▶ [TO DO]: Return every record below exactly as written, but leave out the pictures.

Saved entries

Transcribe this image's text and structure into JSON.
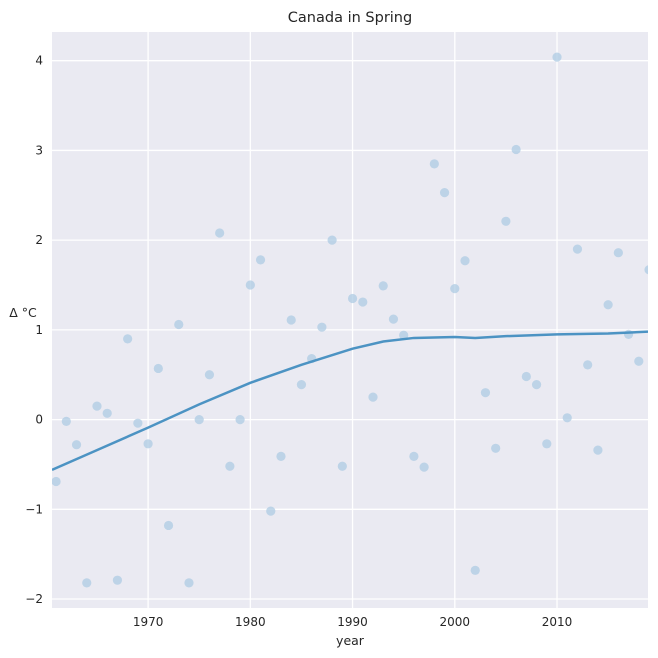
{
  "chart_data": {
    "type": "scatter",
    "title": "Canada in Spring",
    "xlabel": "year",
    "ylabel": "Δ °C",
    "xlim": [
      1960.6,
      2018.9
    ],
    "ylim": [
      -2.1,
      4.32
    ],
    "xticks": [
      1970,
      1980,
      1990,
      2000,
      2010
    ],
    "xtick_labels": [
      "1970",
      "1980",
      "1990",
      "2000",
      "2010"
    ],
    "yticks": [
      -2,
      -1,
      0,
      1,
      2,
      3,
      4
    ],
    "ytick_labels": [
      "−2",
      "−1",
      "0",
      "1",
      "2",
      "3",
      "4"
    ],
    "grid": true,
    "background": "#eaeaf2",
    "grid_color": "#ffffff",
    "point_color": "#aecbe3",
    "line_color": "#4c93c3",
    "points": [
      {
        "x": 1961,
        "y": -0.69
      },
      {
        "x": 1962,
        "y": -0.02
      },
      {
        "x": 1963,
        "y": -0.28
      },
      {
        "x": 1964,
        "y": -1.82
      },
      {
        "x": 1965,
        "y": 0.15
      },
      {
        "x": 1966,
        "y": 0.07
      },
      {
        "x": 1967,
        "y": -1.79
      },
      {
        "x": 1968,
        "y": 0.9
      },
      {
        "x": 1969,
        "y": -0.04
      },
      {
        "x": 1970,
        "y": -0.27
      },
      {
        "x": 1971,
        "y": 0.57
      },
      {
        "x": 1972,
        "y": -1.18
      },
      {
        "x": 1973,
        "y": 1.06
      },
      {
        "x": 1974,
        "y": -1.82
      },
      {
        "x": 1975,
        "y": 0.0
      },
      {
        "x": 1976,
        "y": 0.5
      },
      {
        "x": 1977,
        "y": 2.08
      },
      {
        "x": 1978,
        "y": -0.52
      },
      {
        "x": 1979,
        "y": 0.0
      },
      {
        "x": 1980,
        "y": 1.5
      },
      {
        "x": 1981,
        "y": 1.78
      },
      {
        "x": 1982,
        "y": -1.02
      },
      {
        "x": 1983,
        "y": -0.41
      },
      {
        "x": 1984,
        "y": 1.11
      },
      {
        "x": 1985,
        "y": 0.39
      },
      {
        "x": 1986,
        "y": 0.68
      },
      {
        "x": 1987,
        "y": 1.03
      },
      {
        "x": 1988,
        "y": 2.0
      },
      {
        "x": 1989,
        "y": -0.52
      },
      {
        "x": 1990,
        "y": 1.35
      },
      {
        "x": 1991,
        "y": 1.31
      },
      {
        "x": 1992,
        "y": 0.25
      },
      {
        "x": 1993,
        "y": 1.49
      },
      {
        "x": 1994,
        "y": 1.12
      },
      {
        "x": 1995,
        "y": 0.94
      },
      {
        "x": 1996,
        "y": -0.41
      },
      {
        "x": 1997,
        "y": -0.53
      },
      {
        "x": 1998,
        "y": 2.85
      },
      {
        "x": 1999,
        "y": 2.53
      },
      {
        "x": 2000,
        "y": 1.46
      },
      {
        "x": 2001,
        "y": 1.77
      },
      {
        "x": 2002,
        "y": -1.68
      },
      {
        "x": 2003,
        "y": 0.3
      },
      {
        "x": 2004,
        "y": -0.32
      },
      {
        "x": 2005,
        "y": 2.21
      },
      {
        "x": 2006,
        "y": 3.01
      },
      {
        "x": 2007,
        "y": 0.48
      },
      {
        "x": 2008,
        "y": 0.39
      },
      {
        "x": 2009,
        "y": -0.27
      },
      {
        "x": 2010,
        "y": 4.04
      },
      {
        "x": 2011,
        "y": 0.02
      },
      {
        "x": 2012,
        "y": 1.9
      },
      {
        "x": 2013,
        "y": 0.61
      },
      {
        "x": 2014,
        "y": -0.34
      },
      {
        "x": 2015,
        "y": 1.28
      },
      {
        "x": 2016,
        "y": 1.86
      },
      {
        "x": 2017,
        "y": 0.95
      },
      {
        "x": 2018,
        "y": 0.65
      },
      {
        "x": 2019,
        "y": 1.67
      }
    ],
    "trend": {
      "x": [
        1960.6,
        1965,
        1970,
        1975,
        1980,
        1985,
        1990,
        1993,
        1996,
        2000,
        2002,
        2005,
        2010,
        2015,
        2018.9
      ],
      "y": [
        -0.56,
        -0.34,
        -0.09,
        0.17,
        0.41,
        0.61,
        0.79,
        0.87,
        0.91,
        0.92,
        0.91,
        0.93,
        0.95,
        0.96,
        0.98
      ]
    }
  }
}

▶ [EXPECTED ANSWER]:
Transcribe this image's text and structure into JSON.
{
  "chart_data": {
    "type": "scatter",
    "title": "Canada in Spring",
    "xlabel": "year",
    "ylabel": "Δ °C",
    "xlim": [
      1960.6,
      2018.9
    ],
    "ylim": [
      -2.1,
      4.32
    ],
    "xticks": [
      1970,
      1980,
      1990,
      2000,
      2010
    ],
    "xtick_labels": [
      "1970",
      "1980",
      "1990",
      "2000",
      "2010"
    ],
    "yticks": [
      -2,
      -1,
      0,
      1,
      2,
      3,
      4
    ],
    "ytick_labels": [
      "−2",
      "−1",
      "0",
      "1",
      "2",
      "3",
      "4"
    ],
    "grid": true,
    "background": "#eaeaf2",
    "grid_color": "#ffffff",
    "point_color": "#aecbe3",
    "line_color": "#4c93c3",
    "points": [
      {
        "x": 1961,
        "y": -0.69
      },
      {
        "x": 1962,
        "y": -0.02
      },
      {
        "x": 1963,
        "y": -0.28
      },
      {
        "x": 1964,
        "y": -1.82
      },
      {
        "x": 1965,
        "y": 0.15
      },
      {
        "x": 1966,
        "y": 0.07
      },
      {
        "x": 1967,
        "y": -1.79
      },
      {
        "x": 1968,
        "y": 0.9
      },
      {
        "x": 1969,
        "y": -0.04
      },
      {
        "x": 1970,
        "y": -0.27
      },
      {
        "x": 1971,
        "y": 0.57
      },
      {
        "x": 1972,
        "y": -1.18
      },
      {
        "x": 1973,
        "y": 1.06
      },
      {
        "x": 1974,
        "y": -1.82
      },
      {
        "x": 1975,
        "y": 0.0
      },
      {
        "x": 1976,
        "y": 0.5
      },
      {
        "x": 1977,
        "y": 2.08
      },
      {
        "x": 1978,
        "y": -0.52
      },
      {
        "x": 1979,
        "y": 0.0
      },
      {
        "x": 1980,
        "y": 1.5
      },
      {
        "x": 1981,
        "y": 1.78
      },
      {
        "x": 1982,
        "y": -1.02
      },
      {
        "x": 1983,
        "y": -0.41
      },
      {
        "x": 1984,
        "y": 1.11
      },
      {
        "x": 1985,
        "y": 0.39
      },
      {
        "x": 1986,
        "y": 0.68
      },
      {
        "x": 1987,
        "y": 1.03
      },
      {
        "x": 1988,
        "y": 2.0
      },
      {
        "x": 1989,
        "y": -0.52
      },
      {
        "x": 1990,
        "y": 1.35
      },
      {
        "x": 1991,
        "y": 1.31
      },
      {
        "x": 1992,
        "y": 0.25
      },
      {
        "x": 1993,
        "y": 1.49
      },
      {
        "x": 1994,
        "y": 1.12
      },
      {
        "x": 1995,
        "y": 0.94
      },
      {
        "x": 1996,
        "y": -0.41
      },
      {
        "x": 1997,
        "y": -0.53
      },
      {
        "x": 1998,
        "y": 2.85
      },
      {
        "x": 1999,
        "y": 2.53
      },
      {
        "x": 2000,
        "y": 1.46
      },
      {
        "x": 2001,
        "y": 1.77
      },
      {
        "x": 2002,
        "y": -1.68
      },
      {
        "x": 2003,
        "y": 0.3
      },
      {
        "x": 2004,
        "y": -0.32
      },
      {
        "x": 2005,
        "y": 2.21
      },
      {
        "x": 2006,
        "y": 3.01
      },
      {
        "x": 2007,
        "y": 0.48
      },
      {
        "x": 2008,
        "y": 0.39
      },
      {
        "x": 2009,
        "y": -0.27
      },
      {
        "x": 2010,
        "y": 4.04
      },
      {
        "x": 2011,
        "y": 0.02
      },
      {
        "x": 2012,
        "y": 1.9
      },
      {
        "x": 2013,
        "y": 0.61
      },
      {
        "x": 2014,
        "y": -0.34
      },
      {
        "x": 2015,
        "y": 1.28
      },
      {
        "x": 2016,
        "y": 1.86
      },
      {
        "x": 2017,
        "y": 0.95
      },
      {
        "x": 2018,
        "y": 0.65
      },
      {
        "x": 2019,
        "y": 1.67
      }
    ],
    "trend": {
      "x": [
        1960.6,
        1965,
        1970,
        1975,
        1980,
        1985,
        1990,
        1993,
        1996,
        2000,
        2002,
        2005,
        2010,
        2015,
        2018.9
      ],
      "y": [
        -0.56,
        -0.34,
        -0.09,
        0.17,
        0.41,
        0.61,
        0.79,
        0.87,
        0.91,
        0.92,
        0.91,
        0.93,
        0.95,
        0.96,
        0.98
      ]
    }
  }
}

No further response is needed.